▶ [RECORDS PROVIDED]:
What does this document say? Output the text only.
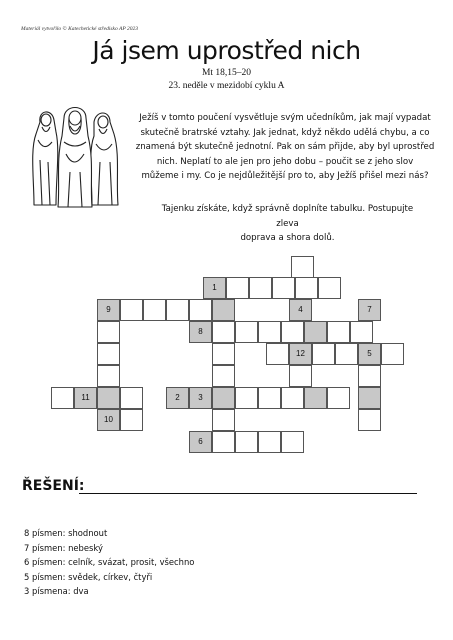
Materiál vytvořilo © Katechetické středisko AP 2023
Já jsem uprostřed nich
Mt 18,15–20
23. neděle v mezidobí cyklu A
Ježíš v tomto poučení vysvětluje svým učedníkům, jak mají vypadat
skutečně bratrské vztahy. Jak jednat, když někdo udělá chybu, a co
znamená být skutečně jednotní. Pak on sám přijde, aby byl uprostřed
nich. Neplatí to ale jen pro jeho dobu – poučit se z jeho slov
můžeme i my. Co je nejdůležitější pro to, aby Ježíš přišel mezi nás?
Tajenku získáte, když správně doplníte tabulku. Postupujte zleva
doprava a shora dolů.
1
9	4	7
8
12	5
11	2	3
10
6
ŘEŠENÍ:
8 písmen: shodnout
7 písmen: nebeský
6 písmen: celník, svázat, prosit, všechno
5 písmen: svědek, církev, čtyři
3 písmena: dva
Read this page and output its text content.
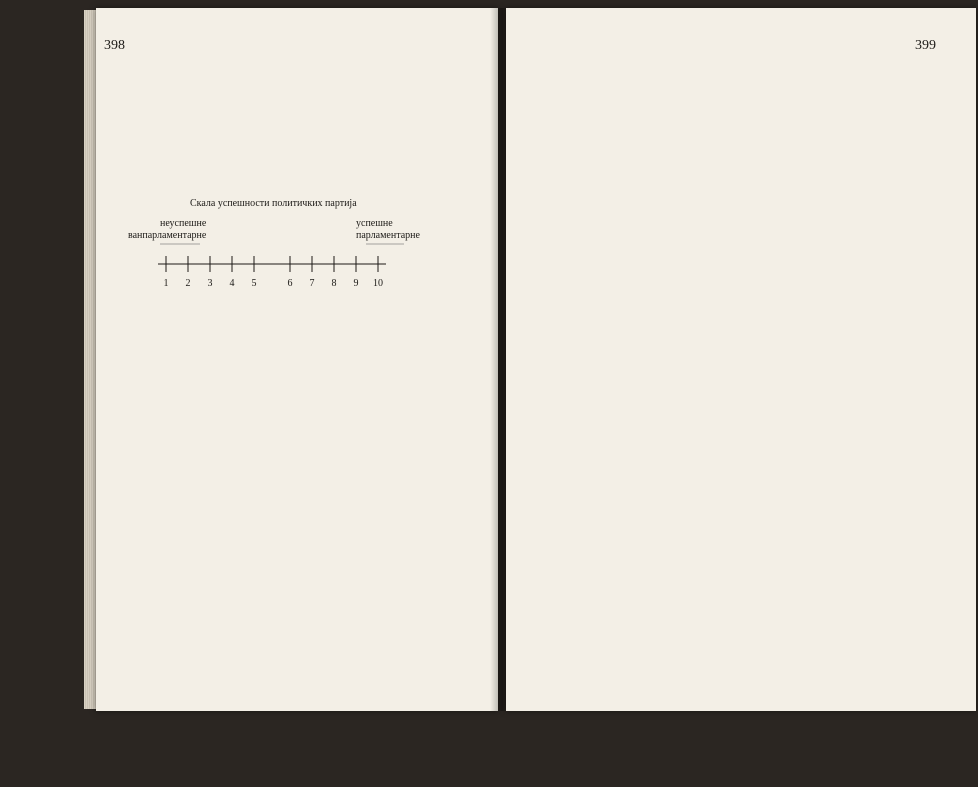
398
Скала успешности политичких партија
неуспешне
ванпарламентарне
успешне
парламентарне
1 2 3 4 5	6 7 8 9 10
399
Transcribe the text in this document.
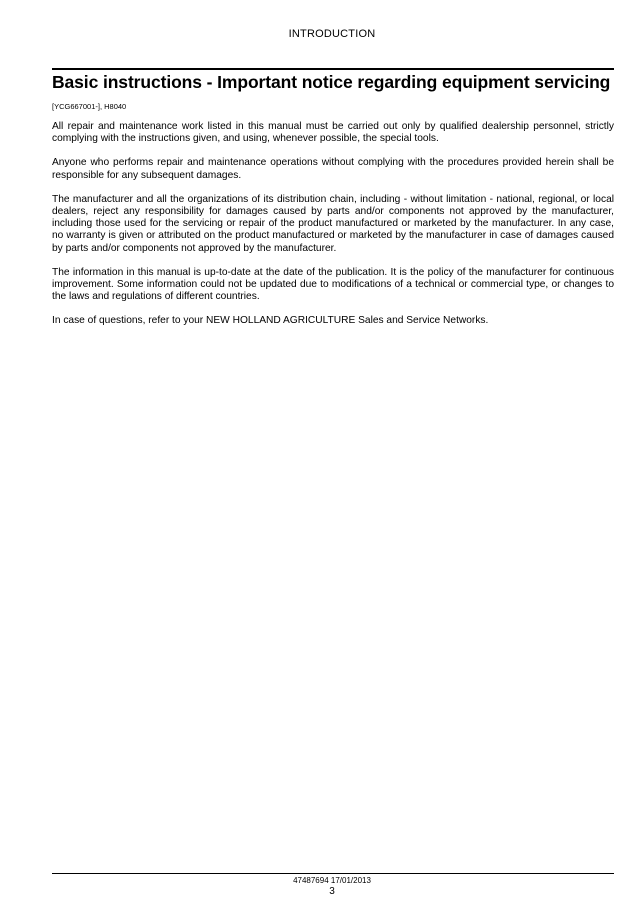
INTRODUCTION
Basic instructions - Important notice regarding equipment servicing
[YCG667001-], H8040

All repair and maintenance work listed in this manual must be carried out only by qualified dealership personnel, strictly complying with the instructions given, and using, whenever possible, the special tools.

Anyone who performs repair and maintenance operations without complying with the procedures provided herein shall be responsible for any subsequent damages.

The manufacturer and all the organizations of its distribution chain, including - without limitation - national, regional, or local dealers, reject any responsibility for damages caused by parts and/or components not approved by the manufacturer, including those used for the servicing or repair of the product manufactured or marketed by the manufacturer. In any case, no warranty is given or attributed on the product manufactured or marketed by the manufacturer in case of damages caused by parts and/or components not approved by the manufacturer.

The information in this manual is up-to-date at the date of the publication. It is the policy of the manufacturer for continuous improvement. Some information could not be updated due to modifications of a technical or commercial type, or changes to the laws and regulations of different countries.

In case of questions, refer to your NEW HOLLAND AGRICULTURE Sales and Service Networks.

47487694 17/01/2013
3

▶ [GIVEN EXERCISE]:
Identify each line holding the string "only", and copy it out.

▶ [FINISHED TASK]:
What does this document say? Output the text only.
All repair and maintenance work listed in this manual must be carried out only by qualified dealership personnel, strictly complying with the instructions given, and using, whenever possible, the special tools.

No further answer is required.